Materials provided:
__________________________________________________

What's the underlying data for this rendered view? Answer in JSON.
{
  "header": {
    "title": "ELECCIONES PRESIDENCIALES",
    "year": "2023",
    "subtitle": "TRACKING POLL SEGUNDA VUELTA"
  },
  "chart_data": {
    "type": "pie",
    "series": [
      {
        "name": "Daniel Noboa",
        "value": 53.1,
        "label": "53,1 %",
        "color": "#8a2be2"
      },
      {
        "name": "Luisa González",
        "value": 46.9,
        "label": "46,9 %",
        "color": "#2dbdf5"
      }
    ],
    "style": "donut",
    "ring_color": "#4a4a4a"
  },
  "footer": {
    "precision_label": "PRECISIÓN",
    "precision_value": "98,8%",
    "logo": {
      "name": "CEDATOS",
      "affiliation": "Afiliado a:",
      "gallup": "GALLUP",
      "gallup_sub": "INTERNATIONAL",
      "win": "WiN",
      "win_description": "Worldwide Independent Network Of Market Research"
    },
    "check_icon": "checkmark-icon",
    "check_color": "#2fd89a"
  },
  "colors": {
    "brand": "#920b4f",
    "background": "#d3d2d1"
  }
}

__________________________________________________

Task prompt:
Print every entry exactly as written.

Task response:
What's the underlying data for this rendered view? Answer in JSON.
{
  "header": {
    "title": "ELECCIONES PRESIDENCIALES",
    "year": "2023",
    "subtitle": "TRACKING POLL SEGUNDA VUELTA"
  },
  "chart_data": {
    "type": "pie",
    "series": [
      {
        "name": "Daniel Noboa",
        "value": 53.1,
        "label": "53,1 %",
        "color": "#8a2be2"
      },
      {
        "name": "Luisa González",
        "value": 46.9,
        "label": "46,9 %",
        "color": "#2dbdf5"
      }
    ],
    "style": "donut",
    "ring_color": "#4a4a4a"
  },
  "footer": {
    "precision_label": "PRECISIÓN",
    "precision_value": "98,8%",
    "logo": {
      "name": "CEDATOS",
      "affiliation": "Afiliado a:",
      "gallup": "GALLUP",
      "gallup_sub": "INTERNATIONAL",
      "win": "WiN",
      "win_description": "Worldwide Independent Network Of Market Research"
    },
    "check_icon": "checkmark-icon",
    "check_color": "#2fd89a"
  },
  "colors": {
    "brand": "#920b4f",
    "background": "#d3d2d1"
  }
}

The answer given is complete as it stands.